* Work to do: Comb the records below for the string "wheel" and copy each line where it turns up.

Dataset items:
========
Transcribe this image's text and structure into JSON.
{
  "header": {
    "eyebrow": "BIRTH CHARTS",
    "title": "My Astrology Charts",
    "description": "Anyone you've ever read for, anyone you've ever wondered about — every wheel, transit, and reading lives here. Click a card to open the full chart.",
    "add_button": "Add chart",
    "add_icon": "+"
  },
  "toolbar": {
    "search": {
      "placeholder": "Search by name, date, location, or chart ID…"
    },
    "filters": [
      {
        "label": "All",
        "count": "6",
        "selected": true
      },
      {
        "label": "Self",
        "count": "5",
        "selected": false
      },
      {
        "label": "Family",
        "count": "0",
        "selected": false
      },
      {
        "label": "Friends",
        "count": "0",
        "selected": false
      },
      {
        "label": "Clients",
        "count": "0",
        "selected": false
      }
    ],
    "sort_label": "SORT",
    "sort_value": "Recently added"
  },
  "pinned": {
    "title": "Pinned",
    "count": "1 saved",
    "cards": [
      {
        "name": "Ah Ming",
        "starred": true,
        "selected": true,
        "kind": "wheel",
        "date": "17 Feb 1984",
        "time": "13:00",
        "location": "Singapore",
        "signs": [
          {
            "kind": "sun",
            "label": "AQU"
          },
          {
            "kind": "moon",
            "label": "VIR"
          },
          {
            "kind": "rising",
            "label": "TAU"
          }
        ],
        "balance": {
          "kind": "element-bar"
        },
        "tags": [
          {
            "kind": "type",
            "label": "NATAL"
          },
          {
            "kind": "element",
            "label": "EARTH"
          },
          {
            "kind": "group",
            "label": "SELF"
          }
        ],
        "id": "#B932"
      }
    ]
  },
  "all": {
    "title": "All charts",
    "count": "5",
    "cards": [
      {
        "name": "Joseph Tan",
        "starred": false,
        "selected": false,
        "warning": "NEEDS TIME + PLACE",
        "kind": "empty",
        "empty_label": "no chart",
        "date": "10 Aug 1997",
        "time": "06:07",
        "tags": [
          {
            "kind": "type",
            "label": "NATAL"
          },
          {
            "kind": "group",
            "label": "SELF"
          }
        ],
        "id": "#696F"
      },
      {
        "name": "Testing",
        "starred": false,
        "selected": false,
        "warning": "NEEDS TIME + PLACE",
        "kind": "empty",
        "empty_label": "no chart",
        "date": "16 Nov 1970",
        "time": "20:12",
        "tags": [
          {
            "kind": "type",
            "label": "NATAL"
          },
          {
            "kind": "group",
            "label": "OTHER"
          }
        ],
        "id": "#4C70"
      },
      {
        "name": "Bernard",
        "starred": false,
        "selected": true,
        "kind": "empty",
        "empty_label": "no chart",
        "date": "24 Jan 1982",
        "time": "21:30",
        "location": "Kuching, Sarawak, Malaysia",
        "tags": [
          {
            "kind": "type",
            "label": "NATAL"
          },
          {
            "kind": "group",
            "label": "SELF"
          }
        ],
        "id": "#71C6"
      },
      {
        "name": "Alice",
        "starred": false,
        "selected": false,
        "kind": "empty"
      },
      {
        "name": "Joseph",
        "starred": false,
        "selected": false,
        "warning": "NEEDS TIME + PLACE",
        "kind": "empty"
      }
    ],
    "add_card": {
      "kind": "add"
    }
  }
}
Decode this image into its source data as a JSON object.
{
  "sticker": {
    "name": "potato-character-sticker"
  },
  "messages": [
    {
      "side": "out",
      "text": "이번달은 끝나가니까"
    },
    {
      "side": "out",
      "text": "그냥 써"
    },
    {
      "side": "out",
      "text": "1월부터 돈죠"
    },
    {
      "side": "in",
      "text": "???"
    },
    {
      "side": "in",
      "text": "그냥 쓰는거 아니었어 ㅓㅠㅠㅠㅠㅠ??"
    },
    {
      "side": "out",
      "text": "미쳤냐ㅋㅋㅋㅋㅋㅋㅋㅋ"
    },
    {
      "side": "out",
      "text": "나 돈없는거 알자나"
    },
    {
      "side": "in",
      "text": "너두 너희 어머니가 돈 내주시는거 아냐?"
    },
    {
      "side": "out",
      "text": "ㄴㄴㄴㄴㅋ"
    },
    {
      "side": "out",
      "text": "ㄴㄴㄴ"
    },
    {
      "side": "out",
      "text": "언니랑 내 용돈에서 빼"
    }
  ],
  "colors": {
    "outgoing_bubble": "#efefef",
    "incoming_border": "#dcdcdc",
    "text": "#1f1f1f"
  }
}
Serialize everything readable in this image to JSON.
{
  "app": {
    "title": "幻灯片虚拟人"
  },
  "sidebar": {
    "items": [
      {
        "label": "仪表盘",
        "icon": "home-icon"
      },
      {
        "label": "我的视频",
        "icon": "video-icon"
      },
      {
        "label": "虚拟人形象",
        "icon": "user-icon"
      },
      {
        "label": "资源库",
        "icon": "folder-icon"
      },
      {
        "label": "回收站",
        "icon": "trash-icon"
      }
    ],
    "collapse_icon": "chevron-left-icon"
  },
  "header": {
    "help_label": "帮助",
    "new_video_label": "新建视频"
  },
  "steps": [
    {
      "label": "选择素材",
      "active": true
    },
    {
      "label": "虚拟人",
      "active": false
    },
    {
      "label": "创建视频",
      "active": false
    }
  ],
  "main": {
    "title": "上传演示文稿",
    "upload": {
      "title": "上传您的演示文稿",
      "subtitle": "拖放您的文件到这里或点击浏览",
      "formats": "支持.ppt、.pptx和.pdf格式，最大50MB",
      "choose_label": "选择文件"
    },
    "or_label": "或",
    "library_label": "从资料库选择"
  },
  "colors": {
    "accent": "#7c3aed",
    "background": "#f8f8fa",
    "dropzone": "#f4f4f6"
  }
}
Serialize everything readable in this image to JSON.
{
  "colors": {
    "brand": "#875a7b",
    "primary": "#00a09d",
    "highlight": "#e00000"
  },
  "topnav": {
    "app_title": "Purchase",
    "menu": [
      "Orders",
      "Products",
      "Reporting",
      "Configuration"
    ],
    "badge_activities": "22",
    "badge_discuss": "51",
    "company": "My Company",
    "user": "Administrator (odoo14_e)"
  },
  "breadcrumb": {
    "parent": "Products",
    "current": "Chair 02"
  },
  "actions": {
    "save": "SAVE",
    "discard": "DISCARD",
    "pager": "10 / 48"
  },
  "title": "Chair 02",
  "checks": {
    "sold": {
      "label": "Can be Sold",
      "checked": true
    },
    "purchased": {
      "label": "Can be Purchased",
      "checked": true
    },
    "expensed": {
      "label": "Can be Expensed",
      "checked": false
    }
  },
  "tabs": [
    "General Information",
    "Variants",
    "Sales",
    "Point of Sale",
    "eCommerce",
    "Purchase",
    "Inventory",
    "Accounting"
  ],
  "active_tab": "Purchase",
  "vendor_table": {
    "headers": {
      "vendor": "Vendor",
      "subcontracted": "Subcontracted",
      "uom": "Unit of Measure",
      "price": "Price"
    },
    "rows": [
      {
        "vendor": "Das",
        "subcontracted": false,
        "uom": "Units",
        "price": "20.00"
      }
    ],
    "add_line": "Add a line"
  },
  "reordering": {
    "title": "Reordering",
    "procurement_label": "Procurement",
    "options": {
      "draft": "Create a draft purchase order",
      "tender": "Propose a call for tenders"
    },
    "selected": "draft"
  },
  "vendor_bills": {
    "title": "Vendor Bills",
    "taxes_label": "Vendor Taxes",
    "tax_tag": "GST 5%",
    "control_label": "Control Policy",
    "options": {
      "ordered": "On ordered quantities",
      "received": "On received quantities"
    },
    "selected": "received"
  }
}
========
* Solution for this exercise:
    "description": "Anyone you've ever read for, anyone you've ever wondered about — every wheel, transit, and reading lives here. Click a card to open the full chart.",
        "kind": "wheel",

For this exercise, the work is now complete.